Extracted material:
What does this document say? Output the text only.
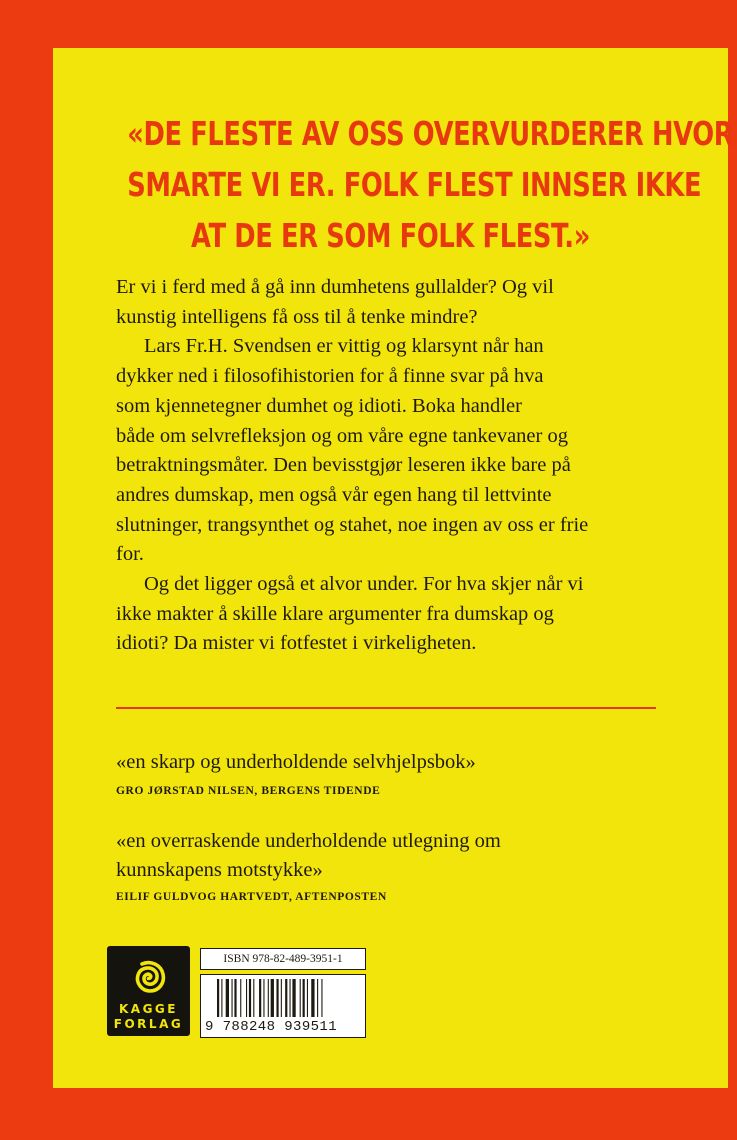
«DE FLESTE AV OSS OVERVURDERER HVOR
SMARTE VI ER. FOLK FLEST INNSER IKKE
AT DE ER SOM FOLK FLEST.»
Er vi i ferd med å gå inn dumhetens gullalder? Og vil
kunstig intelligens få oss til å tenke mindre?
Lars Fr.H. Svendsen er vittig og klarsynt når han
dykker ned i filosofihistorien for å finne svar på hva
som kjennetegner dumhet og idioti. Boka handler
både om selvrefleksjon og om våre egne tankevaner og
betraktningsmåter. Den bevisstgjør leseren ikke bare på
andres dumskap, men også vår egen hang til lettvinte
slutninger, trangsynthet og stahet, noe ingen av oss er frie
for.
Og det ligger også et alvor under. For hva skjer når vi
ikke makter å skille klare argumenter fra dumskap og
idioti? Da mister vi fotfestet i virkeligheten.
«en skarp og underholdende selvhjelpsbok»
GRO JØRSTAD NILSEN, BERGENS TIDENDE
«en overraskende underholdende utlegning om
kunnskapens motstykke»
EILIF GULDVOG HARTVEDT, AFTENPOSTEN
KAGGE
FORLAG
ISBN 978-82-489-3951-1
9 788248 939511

==

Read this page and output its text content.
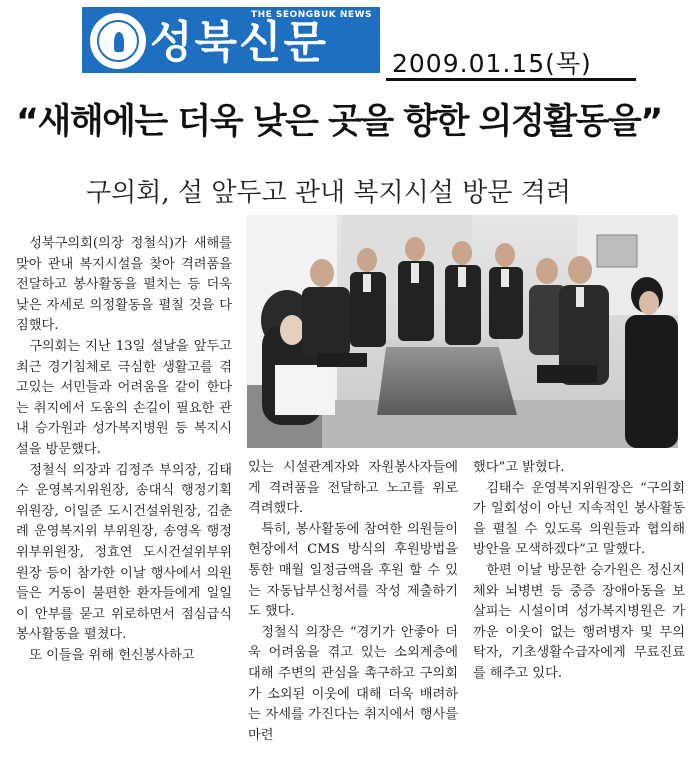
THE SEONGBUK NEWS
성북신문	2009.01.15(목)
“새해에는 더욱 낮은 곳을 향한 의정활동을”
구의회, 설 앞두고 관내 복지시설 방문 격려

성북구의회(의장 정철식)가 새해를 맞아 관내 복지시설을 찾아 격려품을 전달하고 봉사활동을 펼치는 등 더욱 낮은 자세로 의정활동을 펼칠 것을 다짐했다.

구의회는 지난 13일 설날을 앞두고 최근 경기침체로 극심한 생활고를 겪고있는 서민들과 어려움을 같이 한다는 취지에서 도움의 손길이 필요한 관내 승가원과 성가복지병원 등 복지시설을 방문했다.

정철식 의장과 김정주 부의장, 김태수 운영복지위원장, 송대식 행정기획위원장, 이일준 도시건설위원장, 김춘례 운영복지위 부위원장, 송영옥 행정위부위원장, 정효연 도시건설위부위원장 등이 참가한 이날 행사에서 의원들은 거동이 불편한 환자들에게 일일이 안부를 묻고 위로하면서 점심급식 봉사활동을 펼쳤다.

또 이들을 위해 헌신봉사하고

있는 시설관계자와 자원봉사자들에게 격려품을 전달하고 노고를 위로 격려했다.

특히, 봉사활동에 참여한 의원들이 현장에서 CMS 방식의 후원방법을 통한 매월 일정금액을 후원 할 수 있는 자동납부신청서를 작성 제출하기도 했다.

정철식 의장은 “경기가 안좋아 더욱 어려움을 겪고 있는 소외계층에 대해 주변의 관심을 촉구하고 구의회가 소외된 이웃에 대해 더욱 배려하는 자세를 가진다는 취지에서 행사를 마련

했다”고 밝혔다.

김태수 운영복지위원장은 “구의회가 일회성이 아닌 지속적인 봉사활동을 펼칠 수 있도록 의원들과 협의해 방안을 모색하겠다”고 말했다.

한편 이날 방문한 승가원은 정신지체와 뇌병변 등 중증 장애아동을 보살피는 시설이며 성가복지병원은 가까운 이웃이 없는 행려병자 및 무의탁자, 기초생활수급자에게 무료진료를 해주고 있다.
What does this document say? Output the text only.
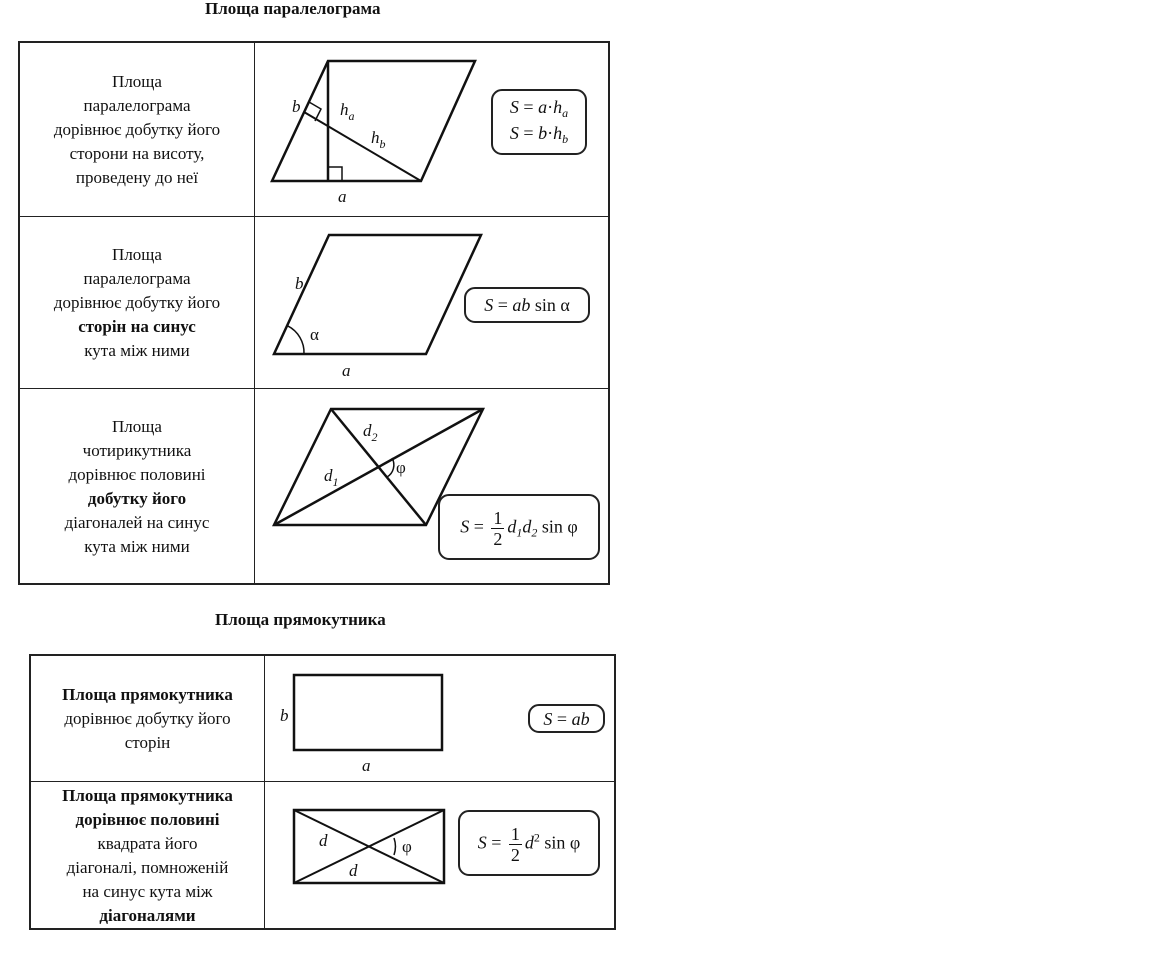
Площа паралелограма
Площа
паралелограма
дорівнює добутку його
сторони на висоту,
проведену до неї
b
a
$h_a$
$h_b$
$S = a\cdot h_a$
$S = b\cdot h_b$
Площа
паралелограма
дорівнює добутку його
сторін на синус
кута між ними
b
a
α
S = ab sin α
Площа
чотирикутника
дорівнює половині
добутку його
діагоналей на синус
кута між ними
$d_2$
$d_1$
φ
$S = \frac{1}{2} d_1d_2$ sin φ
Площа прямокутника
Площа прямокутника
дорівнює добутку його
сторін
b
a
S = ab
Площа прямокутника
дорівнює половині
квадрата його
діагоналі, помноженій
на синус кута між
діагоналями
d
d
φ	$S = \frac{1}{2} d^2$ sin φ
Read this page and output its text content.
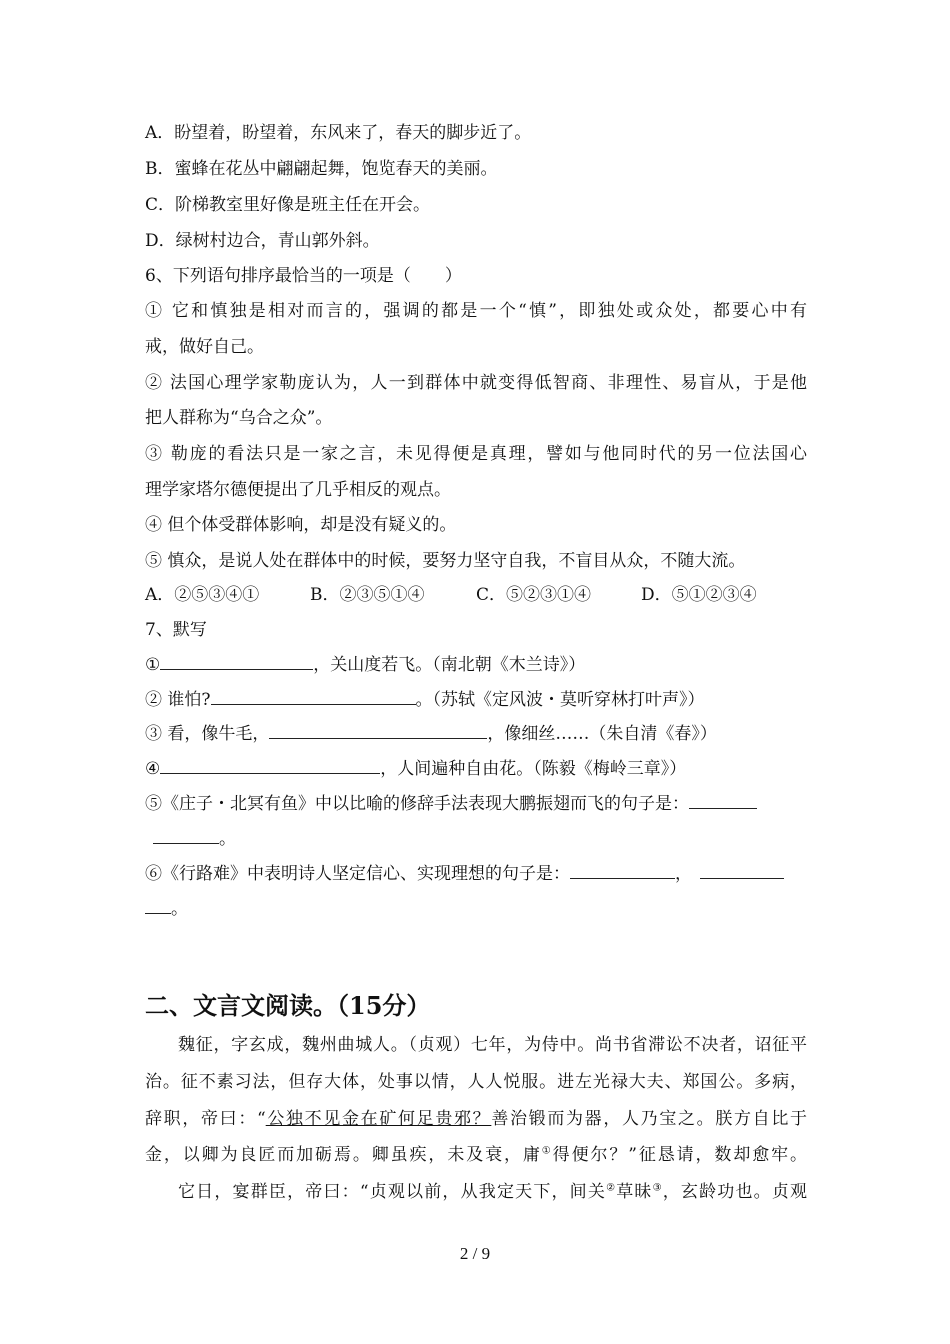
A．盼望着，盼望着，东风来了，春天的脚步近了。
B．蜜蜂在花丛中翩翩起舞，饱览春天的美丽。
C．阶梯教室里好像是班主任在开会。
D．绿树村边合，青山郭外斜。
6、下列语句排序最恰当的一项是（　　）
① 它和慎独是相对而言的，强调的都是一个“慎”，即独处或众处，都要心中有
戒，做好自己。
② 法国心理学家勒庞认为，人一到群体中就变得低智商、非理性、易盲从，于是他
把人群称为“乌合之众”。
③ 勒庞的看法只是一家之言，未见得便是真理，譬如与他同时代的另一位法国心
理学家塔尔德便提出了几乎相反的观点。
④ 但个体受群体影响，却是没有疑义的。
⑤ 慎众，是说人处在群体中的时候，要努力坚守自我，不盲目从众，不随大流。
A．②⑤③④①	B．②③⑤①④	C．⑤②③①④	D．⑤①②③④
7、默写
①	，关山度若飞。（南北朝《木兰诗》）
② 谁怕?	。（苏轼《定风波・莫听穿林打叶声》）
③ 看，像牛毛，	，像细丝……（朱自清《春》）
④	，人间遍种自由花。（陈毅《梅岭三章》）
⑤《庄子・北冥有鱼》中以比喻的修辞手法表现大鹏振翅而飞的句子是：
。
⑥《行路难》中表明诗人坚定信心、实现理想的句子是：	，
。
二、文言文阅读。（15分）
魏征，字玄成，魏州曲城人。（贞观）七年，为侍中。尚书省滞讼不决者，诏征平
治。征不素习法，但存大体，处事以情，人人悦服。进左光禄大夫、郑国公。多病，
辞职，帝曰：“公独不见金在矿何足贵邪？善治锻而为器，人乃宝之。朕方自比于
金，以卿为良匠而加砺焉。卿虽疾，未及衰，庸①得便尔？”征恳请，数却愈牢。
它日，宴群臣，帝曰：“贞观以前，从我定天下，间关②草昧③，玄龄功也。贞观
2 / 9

Instructions to follow:
In the records above, locate each line with the word "dumskap". Copy all such lines.

Finished answer:
andres dumskap, men også vår egen hang til lettvinte
ikke makter å skille klare argumenter fra dumskap og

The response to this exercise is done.